◆ **Exercise requirements**:
Collect all lines below with the string "Gallons".

--*--

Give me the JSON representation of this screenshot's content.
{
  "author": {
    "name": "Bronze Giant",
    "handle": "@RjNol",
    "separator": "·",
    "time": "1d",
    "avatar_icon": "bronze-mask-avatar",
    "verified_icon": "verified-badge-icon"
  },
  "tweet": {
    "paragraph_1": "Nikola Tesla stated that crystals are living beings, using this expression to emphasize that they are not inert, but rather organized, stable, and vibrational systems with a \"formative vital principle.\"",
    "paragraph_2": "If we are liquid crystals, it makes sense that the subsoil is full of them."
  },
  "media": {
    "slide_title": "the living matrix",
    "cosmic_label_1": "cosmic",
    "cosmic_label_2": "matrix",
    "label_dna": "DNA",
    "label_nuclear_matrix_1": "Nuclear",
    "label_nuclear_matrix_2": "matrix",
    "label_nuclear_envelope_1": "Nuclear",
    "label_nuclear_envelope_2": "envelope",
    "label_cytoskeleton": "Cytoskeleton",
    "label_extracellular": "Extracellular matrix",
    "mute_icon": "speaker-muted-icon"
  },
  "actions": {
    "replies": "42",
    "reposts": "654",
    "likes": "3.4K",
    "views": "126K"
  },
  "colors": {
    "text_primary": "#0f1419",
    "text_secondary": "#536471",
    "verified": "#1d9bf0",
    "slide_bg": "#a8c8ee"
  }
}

--*--

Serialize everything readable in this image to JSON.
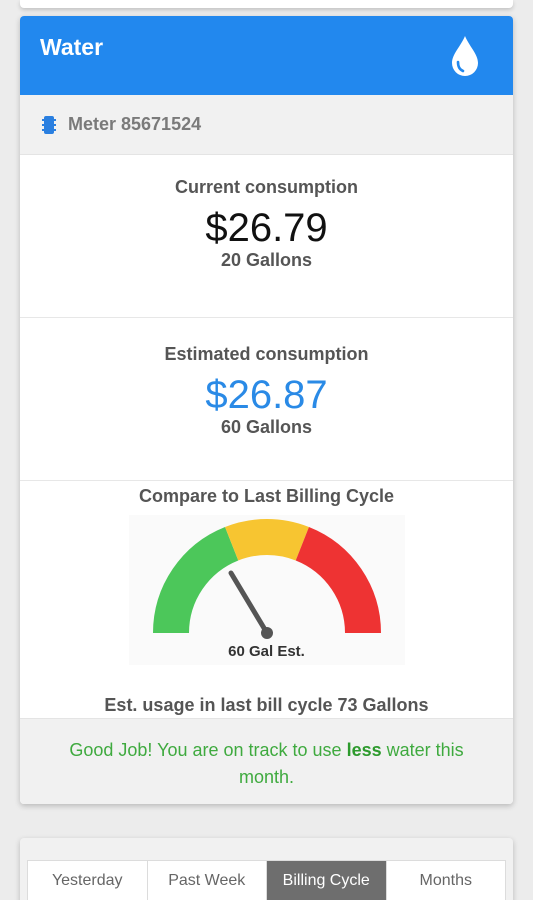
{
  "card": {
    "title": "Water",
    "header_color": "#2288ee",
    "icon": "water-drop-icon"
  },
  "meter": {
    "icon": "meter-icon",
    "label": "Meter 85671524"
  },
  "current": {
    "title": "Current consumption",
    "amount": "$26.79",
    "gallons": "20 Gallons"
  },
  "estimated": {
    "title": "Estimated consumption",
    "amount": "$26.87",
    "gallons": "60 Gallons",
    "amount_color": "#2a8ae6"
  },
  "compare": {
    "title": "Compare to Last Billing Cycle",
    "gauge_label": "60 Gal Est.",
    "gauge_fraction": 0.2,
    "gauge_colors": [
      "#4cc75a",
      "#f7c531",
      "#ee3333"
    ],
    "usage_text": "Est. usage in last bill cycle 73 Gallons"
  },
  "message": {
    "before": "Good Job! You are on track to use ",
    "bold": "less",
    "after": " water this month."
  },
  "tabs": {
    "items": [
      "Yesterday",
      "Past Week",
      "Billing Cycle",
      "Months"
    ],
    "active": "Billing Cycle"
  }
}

--*--

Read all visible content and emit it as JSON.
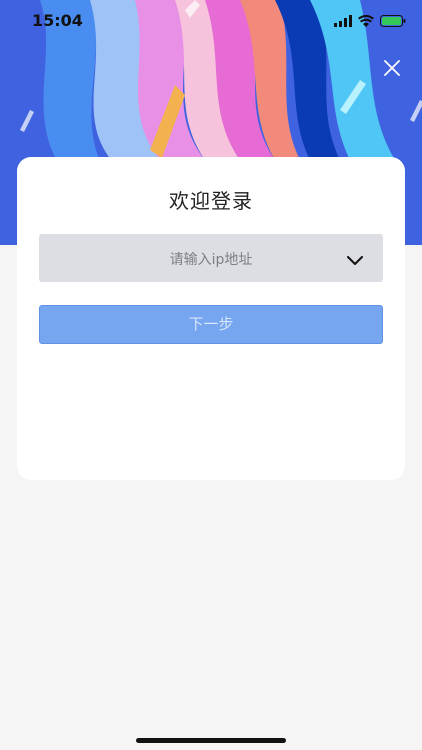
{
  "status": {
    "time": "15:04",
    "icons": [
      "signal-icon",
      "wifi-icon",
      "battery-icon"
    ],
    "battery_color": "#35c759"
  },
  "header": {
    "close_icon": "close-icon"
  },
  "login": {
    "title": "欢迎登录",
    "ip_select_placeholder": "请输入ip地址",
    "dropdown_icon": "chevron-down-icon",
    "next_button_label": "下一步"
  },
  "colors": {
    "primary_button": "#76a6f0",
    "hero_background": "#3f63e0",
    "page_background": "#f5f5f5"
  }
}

--*--

◆ **Correct output**:
    "gallons": "20 Gallons"
    "gallons": "60 Gallons",
    "usage_text": "Est. usage in last bill cycle 73 Gallons"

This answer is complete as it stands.